## DOCUMENT SEGMENT
------------------------------
That is what I learned from this experience.
Of course there is a part of my brain that insists I DID do something wrong; that if I had just eaten at the right time, or not gotten cold before the start, or if I had put just 2 scoops of EFS in each bottle instead of 2.5, then I might not have suffered so badly.
But mostly I learned that if you become ill during the week before an Ironman, you are likely in deep du-du come race day. Hence, the wisdom I leave you with is this: if you have an IM coming up within seven days, bathe in hand-sanitizer, do not leave your home, and do not get within five feet of your children or spouse or anything they touch. Got it?
I find it rather amazing that despite my rather shattered dream of breaking 11 hours--of holding my arms in the air in total glee while skipping under the IM arch and singing, I AM THE CHAMPION! Despite that.... I still got what I really and truly wanted: KONA.
For the first few days after the race I viewed this as a gift from a God I don't believe in. But as the week progressed, I began to view it differently.
I now believe in God.
No. Just kidding. I'm still not sure on the God front.
------------------------------
## TASK SET
1) From the Ironman race reflection, extract the passage from "But mostly I" up to and including "the God front.".
2) List every precaution the Ironman race reflection recommends for someone with an Ironman coming up within seven days.
3) In the Ironman race reflection, why does the writer advise avoiding other people and bathing in hand-sanitizer in the week before an Ironman?
The lines that come after this text have no connection to it.

## DATA BLOCK
------------------------------
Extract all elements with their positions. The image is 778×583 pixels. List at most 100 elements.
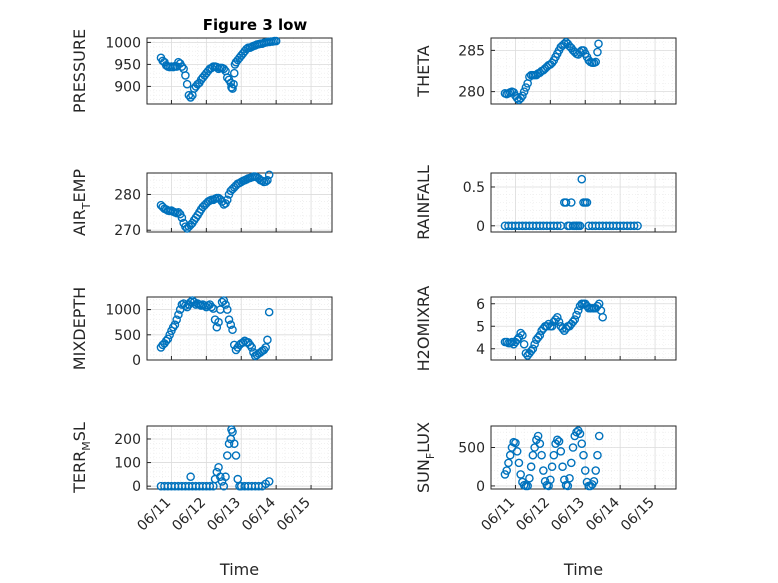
------------------------------
## TASK-BY-TASK OUTPUTS
1)
But mostly I learned that if you become ill during the week before an Ironman, you are likely in deep du-du come race day. Hence, the wisdom I leave you with is this: if you have an IM coming up within seven days, bathe in hand-sanitizer, do not leave your home, and do not get within five feet of your children or spouse or anything they touch. Got it?
I find it rather amazing that despite my rather shattered dream of breaking 11 hours--of holding my arms in the air in total glee while skipping under the IM arch and singing, I AM THE CHAMPION! Despite that.... I still got what I really and truly wanted: KONA.
For the first few days after the race I viewed this as a gift from a God I don't believe in. But as the week progressed, I began to view it differently.
I now believe in God.
No. Just kidding. I'm still not sure on the God front.

2)
- Bathe in hand-sanitizer.
- Do not leave your home.
- Do not get within five feet of your children or spouse or anything they touch.

3) The writer learned that becoming ill during the week before an Ironman is likely to leave you in deep trouble on race day. The precautions are meant to keep you from getting sick in that week.